[Entries taken from a collection]
----------

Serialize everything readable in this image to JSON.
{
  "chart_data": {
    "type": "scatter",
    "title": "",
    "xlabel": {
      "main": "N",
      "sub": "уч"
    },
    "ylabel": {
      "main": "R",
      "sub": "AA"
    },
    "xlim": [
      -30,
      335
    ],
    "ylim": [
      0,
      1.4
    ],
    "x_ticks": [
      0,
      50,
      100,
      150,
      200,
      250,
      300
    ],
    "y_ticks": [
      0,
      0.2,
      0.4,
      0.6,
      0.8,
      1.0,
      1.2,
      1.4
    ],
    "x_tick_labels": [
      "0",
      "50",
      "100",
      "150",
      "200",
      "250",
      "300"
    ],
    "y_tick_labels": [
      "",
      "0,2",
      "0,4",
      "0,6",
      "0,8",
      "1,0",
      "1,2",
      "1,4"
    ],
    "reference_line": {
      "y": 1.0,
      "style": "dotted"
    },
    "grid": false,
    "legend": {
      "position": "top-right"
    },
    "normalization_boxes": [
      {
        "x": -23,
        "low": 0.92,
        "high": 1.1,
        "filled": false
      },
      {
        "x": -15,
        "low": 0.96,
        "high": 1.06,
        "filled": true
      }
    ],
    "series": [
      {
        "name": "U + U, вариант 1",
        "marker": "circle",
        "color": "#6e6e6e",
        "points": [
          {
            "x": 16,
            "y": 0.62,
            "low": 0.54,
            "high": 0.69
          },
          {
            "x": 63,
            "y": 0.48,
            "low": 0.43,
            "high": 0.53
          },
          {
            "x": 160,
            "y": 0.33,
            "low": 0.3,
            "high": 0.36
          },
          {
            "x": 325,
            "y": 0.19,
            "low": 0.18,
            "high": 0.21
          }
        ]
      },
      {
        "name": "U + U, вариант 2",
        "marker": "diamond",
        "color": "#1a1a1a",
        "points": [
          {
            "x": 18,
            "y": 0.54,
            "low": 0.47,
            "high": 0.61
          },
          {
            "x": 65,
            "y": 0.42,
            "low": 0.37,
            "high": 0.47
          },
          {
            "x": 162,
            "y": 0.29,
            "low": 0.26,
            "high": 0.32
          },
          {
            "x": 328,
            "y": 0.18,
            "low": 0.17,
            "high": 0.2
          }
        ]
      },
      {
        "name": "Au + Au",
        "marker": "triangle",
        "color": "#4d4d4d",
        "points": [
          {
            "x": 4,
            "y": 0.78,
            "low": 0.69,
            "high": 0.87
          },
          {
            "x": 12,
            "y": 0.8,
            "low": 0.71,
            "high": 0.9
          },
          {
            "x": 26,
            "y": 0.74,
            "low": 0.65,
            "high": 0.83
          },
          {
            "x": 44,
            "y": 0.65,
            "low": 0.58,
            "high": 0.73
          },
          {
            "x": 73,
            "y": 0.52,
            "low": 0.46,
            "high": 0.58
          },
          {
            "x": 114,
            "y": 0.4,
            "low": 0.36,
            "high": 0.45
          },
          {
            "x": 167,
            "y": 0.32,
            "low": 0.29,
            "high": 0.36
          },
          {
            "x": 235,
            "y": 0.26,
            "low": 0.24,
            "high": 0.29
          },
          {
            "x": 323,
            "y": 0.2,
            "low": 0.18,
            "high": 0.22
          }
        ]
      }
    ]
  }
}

----------

Exercise goal: Copy out the lines in which the string "color" appears.

Full output:
        "color": "#6e6e6e",
        "color": "#1a1a1a",
        "color": "#4d4d4d",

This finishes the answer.